**AIM**
Set the following entries down again exactly, line by line.

** Start SUPPLIED ENTRIES **

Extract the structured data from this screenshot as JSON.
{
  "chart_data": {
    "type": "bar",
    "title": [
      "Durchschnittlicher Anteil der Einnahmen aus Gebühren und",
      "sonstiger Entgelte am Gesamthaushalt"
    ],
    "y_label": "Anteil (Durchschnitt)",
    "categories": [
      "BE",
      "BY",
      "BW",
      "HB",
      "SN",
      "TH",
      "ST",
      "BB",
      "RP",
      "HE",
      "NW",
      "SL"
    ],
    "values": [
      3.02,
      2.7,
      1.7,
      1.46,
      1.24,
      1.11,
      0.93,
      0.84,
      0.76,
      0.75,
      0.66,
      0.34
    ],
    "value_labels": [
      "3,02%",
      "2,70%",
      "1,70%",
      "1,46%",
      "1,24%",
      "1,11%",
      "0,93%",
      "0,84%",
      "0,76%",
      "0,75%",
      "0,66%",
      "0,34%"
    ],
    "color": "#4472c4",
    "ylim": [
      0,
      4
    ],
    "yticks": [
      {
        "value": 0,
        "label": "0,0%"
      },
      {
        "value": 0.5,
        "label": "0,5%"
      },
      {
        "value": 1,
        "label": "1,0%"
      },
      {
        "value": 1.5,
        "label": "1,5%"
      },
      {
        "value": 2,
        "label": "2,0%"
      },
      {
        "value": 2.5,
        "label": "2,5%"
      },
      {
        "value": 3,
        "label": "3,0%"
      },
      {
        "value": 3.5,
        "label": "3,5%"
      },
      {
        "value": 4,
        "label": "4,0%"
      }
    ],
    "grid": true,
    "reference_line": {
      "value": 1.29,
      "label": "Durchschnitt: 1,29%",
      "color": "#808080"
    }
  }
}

** End SUPPLIED ENTRIES **

**CORRECT ANSWER**
Extract the structured data from this screenshot as JSON.
{
  "chart_data": {
    "type": "bar",
    "title": [
      "Durchschnittlicher Anteil der Einnahmen aus Gebühren und",
      "sonstiger Entgelte am Gesamthaushalt"
    ],
    "y_label": "Anteil (Durchschnitt)",
    "categories": [
      "BE",
      "BY",
      "BW",
      "HB",
      "SN",
      "TH",
      "ST",
      "BB",
      "RP",
      "HE",
      "NW",
      "SL"
    ],
    "values": [
      3.02,
      2.7,
      1.7,
      1.46,
      1.24,
      1.11,
      0.93,
      0.84,
      0.76,
      0.75,
      0.66,
      0.34
    ],
    "value_labels": [
      "3,02%",
      "2,70%",
      "1,70%",
      "1,46%",
      "1,24%",
      "1,11%",
      "0,93%",
      "0,84%",
      "0,76%",
      "0,75%",
      "0,66%",
      "0,34%"
    ],
    "color": "#4472c4",
    "ylim": [
      0,
      4
    ],
    "yticks": [
      {
        "value": 0,
        "label": "0,0%"
      },
      {
        "value": 0.5,
        "label": "0,5%"
      },
      {
        "value": 1,
        "label": "1,0%"
      },
      {
        "value": 1.5,
        "label": "1,5%"
      },
      {
        "value": 2,
        "label": "2,0%"
      },
      {
        "value": 2.5,
        "label": "2,5%"
      },
      {
        "value": 3,
        "label": "3,0%"
      },
      {
        "value": 3.5,
        "label": "3,5%"
      },
      {
        "value": 4,
        "label": "4,0%"
      }
    ],
    "grid": true,
    "reference_line": {
      "value": 1.29,
      "label": "Durchschnitt: 1,29%",
      "color": "#808080"
    }
  }
}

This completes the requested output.